(Bounding box lines)

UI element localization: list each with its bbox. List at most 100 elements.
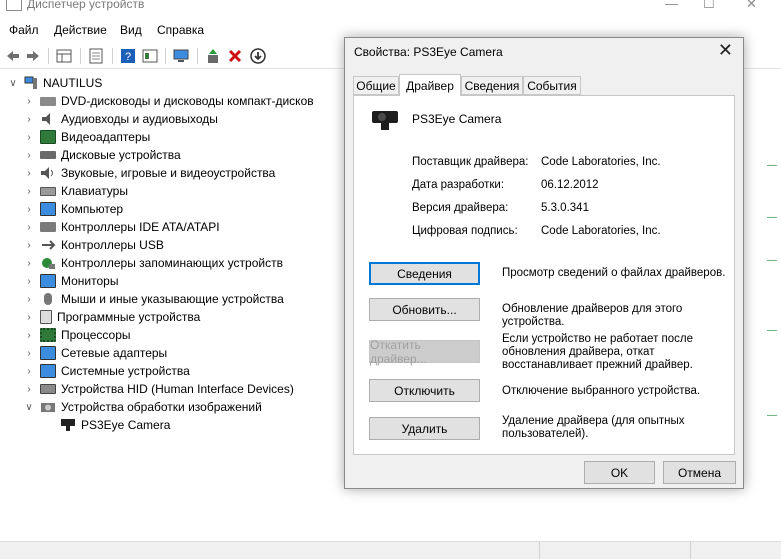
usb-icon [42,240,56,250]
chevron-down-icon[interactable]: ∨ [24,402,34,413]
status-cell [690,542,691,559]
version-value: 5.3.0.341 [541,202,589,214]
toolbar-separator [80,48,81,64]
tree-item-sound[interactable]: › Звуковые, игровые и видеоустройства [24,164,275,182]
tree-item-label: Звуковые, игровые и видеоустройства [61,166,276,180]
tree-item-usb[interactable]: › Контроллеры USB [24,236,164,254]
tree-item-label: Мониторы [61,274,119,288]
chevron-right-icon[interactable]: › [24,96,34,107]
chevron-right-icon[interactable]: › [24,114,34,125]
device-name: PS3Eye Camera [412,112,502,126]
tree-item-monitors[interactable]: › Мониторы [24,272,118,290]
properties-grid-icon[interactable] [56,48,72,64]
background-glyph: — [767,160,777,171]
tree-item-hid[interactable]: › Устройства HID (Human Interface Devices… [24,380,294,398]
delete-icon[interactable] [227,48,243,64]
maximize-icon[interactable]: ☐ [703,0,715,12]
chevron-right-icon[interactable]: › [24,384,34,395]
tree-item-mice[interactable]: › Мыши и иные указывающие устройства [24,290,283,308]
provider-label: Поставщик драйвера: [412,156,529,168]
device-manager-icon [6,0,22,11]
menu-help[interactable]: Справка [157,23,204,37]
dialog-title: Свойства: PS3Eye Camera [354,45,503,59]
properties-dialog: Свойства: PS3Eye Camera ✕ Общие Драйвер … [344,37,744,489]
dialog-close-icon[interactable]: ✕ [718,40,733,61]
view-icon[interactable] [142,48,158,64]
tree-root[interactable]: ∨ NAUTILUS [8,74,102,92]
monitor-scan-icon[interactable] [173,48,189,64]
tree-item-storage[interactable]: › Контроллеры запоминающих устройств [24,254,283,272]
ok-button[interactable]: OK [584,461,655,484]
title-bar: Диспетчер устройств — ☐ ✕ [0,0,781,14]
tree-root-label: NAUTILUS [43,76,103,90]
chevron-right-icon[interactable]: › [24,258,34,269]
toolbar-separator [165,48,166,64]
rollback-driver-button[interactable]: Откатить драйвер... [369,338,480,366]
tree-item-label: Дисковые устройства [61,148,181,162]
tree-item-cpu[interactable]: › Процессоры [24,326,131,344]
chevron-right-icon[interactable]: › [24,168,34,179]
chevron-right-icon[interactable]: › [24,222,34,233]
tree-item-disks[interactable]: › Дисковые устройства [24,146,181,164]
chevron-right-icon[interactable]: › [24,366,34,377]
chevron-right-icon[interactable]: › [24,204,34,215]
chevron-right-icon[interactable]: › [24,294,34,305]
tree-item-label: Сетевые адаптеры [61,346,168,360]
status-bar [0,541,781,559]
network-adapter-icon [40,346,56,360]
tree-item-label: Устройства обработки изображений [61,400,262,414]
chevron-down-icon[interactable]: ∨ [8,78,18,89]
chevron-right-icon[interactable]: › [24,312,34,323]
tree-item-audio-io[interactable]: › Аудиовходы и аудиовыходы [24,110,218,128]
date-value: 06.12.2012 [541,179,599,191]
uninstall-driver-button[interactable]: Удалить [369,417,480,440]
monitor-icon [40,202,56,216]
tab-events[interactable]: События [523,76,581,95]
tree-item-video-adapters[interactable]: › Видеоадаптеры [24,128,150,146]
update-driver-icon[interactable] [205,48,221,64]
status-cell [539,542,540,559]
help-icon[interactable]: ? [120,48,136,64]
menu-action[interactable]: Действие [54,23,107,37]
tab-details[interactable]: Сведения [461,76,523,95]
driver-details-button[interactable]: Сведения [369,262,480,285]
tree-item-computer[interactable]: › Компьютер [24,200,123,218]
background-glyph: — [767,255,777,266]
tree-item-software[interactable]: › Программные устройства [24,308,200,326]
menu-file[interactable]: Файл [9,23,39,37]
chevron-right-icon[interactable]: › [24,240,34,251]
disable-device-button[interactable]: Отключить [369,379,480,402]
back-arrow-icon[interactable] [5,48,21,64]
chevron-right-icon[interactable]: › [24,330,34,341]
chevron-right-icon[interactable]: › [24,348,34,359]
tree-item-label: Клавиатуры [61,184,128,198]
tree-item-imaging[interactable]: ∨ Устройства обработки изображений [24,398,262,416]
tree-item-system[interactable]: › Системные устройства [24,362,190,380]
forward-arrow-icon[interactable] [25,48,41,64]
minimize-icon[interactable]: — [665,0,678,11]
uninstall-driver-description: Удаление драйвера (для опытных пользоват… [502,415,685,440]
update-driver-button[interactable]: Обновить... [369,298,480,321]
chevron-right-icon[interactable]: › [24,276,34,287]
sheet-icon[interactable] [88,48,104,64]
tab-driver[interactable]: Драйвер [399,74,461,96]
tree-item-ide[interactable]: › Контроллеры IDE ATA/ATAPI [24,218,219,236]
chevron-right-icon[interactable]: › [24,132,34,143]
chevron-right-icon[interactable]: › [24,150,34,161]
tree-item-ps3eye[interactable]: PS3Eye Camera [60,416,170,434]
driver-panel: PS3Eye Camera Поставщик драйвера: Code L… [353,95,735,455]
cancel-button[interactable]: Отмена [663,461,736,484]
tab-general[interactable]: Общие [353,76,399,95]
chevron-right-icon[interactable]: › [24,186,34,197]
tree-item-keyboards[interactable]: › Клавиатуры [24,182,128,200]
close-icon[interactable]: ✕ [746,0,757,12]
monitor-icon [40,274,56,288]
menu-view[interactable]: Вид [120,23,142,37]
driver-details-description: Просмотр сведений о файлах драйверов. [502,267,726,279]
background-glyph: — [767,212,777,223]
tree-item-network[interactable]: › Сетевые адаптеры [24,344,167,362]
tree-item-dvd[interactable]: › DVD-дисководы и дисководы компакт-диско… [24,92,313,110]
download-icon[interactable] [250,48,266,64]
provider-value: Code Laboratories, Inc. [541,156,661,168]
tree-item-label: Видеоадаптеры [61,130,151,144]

**Description of the task:**
Recast the lines from the one containing "usb-icon [42,240,56,250]" through the one containing "tree-item-disks[interactable]: › Дисковые" as a Markdown table with the columns Row and Entry. Skip any blank lines.

**Worked answer:**
| Row | Entry |
|---|---|
| 1 | usb-icon [42,240,56,250] |
| 2 | chevron-down-icon[interactable]: ∨ [24,402,34,413] |
| 3 | status-cell [690,542,691,559] |
| 4 | version-value: 5.3.0.341 [541,202,589,214] |
| 5 | toolbar-separator [80,48,81,64] |
| 6 | tree-item-sound[interactable]: › Звуковые, игровые и видеоустройства [24,164,275,182] |
| 7 | tree-item-label: Звуковые, игровые и видеоустройства [61,166,276,180] |
| 8 | tree-item-usb[interactable]: › Контроллеры USB [24,236,164,254] |
| 9 | tree-item-label: Мониторы [61,274,119,288] |
| 10 | chevron-right-icon[interactable]: › [24,96,34,107] |
| 11 | chevron-right-icon[interactable]: › [24,114,34,125] |
| 12 | device-name: PS3Eye Camera [412,112,502,126] |
| 13 | tree-item-monitors[interactable]: › Мониторы [24,272,118,290] |
| 14 | properties-grid-icon[interactable] [56,48,72,64] |
| 15 | background-glyph: — [767,160,777,171] |
| 16 | tree-item-hid[interactable]: › Устройства HID (Human Interface Devices… [24,380,294,398] |
| 17 | delete-icon[interactable] [227,48,243,64] |
| 18 | maximize-icon[interactable]: ☐ [703,0,715,12] |
| 19 | chevron-right-icon[interactable]: › [24,384,34,395] |
| 20 | tree-item-mice[interactable]: › Мыши и иные указывающие устройства [24,290,283,308] |
| 21 | provider-label: Поставщик драйвера: [412,156,529,168] |
| 22 | device-manager-icon [6,0,22,11] |
| 23 | menu-help[interactable]: Справка [157,23,204,37] |
| 24 | dialog-title: Свойства: PS3Eye Camera [354,45,503,59] |
| 25 | properties-dialog: Свойства: PS3Eye Camera ✕ Общие Драйвер … [344,37,744,489] |
| 26 | dialog-close-icon[interactable]: ✕ [718,40,733,61] |
| 27 | view-icon[interactable] [142,48,158,64] |
| 28 | tree-root[interactable]: ∨ NAUTILUS [8,74,102,92] |
| 29 | monitor-scan-icon[interactable] [173,48,189,64] |
| 30 | tree-item-storage[interactable]: › Контроллеры запоминающих устройств [24,254,283,272] |
| 31 | ok-button[interactable]: OK [584,461,655,484] |
| 32 | title-bar: Диспетчер устройств — ☐ ✕ [0,0,781,14] |
| 33 | tree-root-label: NAUTILUS [43,76,103,90] |
| 34 | chevron-right-icon[interactable]: › [24,258,34,269] |
| 35 | toolbar-separator [165,48,166,64] |
| 36 | rollback-driver-button[interactable]: Откатить драйвер... [369,338,480,366] |
| 37 | tree-item-label: Дисковые устройства [61,148,181,162] |
| 38 | tree-item-cpu[interactable]: › Процессоры [24,326,131,344] |
| 39 | chevron-right-icon[interactable]: › [24,168,34,179] |
| 40 | chevron-right-icon[interactable]: › [24,222,34,233] |
| 41 | tree-item-disks[interactable]: › Дисковые устройства [24,146,181,164] |